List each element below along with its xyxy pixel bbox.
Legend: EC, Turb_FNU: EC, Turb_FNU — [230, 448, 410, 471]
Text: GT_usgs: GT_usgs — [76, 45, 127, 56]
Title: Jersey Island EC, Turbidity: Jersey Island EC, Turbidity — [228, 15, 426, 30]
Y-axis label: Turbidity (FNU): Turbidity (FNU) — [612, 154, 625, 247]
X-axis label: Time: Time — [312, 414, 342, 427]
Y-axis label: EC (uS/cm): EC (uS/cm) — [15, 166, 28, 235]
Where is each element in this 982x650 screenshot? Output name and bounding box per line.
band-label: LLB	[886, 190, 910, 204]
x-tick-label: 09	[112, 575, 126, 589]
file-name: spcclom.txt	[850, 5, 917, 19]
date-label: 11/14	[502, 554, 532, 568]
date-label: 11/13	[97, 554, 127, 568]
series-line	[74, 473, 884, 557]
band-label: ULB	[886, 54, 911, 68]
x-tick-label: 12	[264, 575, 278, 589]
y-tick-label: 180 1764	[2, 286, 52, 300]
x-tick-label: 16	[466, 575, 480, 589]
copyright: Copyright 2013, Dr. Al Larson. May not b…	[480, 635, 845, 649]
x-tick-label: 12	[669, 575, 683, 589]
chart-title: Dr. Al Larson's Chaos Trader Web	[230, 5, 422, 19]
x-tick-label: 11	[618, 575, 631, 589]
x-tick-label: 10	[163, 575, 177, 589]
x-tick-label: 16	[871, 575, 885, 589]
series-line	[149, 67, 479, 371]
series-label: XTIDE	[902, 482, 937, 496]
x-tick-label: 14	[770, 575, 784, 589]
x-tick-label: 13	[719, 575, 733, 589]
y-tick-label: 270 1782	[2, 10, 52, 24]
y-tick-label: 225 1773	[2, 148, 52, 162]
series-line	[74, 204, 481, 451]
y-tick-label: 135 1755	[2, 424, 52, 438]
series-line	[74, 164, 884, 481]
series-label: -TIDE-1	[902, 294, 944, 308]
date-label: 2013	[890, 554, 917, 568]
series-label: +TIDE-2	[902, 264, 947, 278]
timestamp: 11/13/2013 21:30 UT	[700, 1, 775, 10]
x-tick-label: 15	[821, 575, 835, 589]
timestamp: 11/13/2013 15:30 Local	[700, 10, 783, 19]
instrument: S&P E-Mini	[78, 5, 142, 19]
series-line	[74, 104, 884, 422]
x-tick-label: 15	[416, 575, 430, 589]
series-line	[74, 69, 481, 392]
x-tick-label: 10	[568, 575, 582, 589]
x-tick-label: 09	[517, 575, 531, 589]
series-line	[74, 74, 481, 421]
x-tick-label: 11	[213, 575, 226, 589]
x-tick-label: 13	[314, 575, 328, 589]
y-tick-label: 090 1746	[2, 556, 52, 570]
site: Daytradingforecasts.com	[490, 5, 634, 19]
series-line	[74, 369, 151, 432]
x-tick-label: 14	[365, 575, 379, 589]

___

Extrayez sans la moindre modification les lignes depuis la toute première jusqu'à celle qui contient « timestamp: 11/13/2013 21:30 », cette dernière comprise.

List each element below along with its xyxy pixel bbox.
Legend: EC, Turb_FNU: EC, Turb_FNU — [230, 448, 410, 471]
Text: GT_usgs: GT_usgs — [76, 45, 127, 56]
Title: Jersey Island EC, Turbidity: Jersey Island EC, Turbidity — [228, 15, 426, 30]
Y-axis label: Turbidity (FNU): Turbidity (FNU) — [612, 154, 625, 247]
X-axis label: Time: Time — [312, 414, 342, 427]
Y-axis label: EC (uS/cm): EC (uS/cm) — [15, 166, 28, 235]
Where is each element in this 982x650 screenshot? Output name and bounding box per line.
band-label: LLB	[886, 190, 910, 204]
x-tick-label: 09	[112, 575, 126, 589]
file-name: spcclom.txt	[850, 5, 917, 19]
date-label: 11/14	[502, 554, 532, 568]
date-label: 11/13	[97, 554, 127, 568]
series-line	[74, 473, 884, 557]
band-label: ULB	[886, 54, 911, 68]
x-tick-label: 12	[264, 575, 278, 589]
y-tick-label: 180 1764	[2, 286, 52, 300]
x-tick-label: 16	[466, 575, 480, 589]
copyright: Copyright 2013, Dr. Al Larson. May not b…	[480, 635, 845, 649]
x-tick-label: 12	[669, 575, 683, 589]
chart-title: Dr. Al Larson's Chaos Trader Web	[230, 5, 422, 19]
x-tick-label: 11	[618, 575, 631, 589]
x-tick-label: 10	[163, 575, 177, 589]
x-tick-label: 16	[871, 575, 885, 589]
series-line	[149, 67, 479, 371]
series-label: XTIDE	[902, 482, 937, 496]
x-tick-label: 14	[770, 575, 784, 589]
x-tick-label: 13	[719, 575, 733, 589]
y-tick-label: 270 1782	[2, 10, 52, 24]
y-tick-label: 225 1773	[2, 148, 52, 162]
series-line	[74, 204, 481, 451]
y-tick-label: 135 1755	[2, 424, 52, 438]
series-line	[74, 164, 884, 481]
series-label: -TIDE-1	[902, 294, 944, 308]
date-label: 2013	[890, 554, 917, 568]
series-label: +TIDE-2	[902, 264, 947, 278]
timestamp: 11/13/2013 21:30 UT	[700, 1, 775, 10]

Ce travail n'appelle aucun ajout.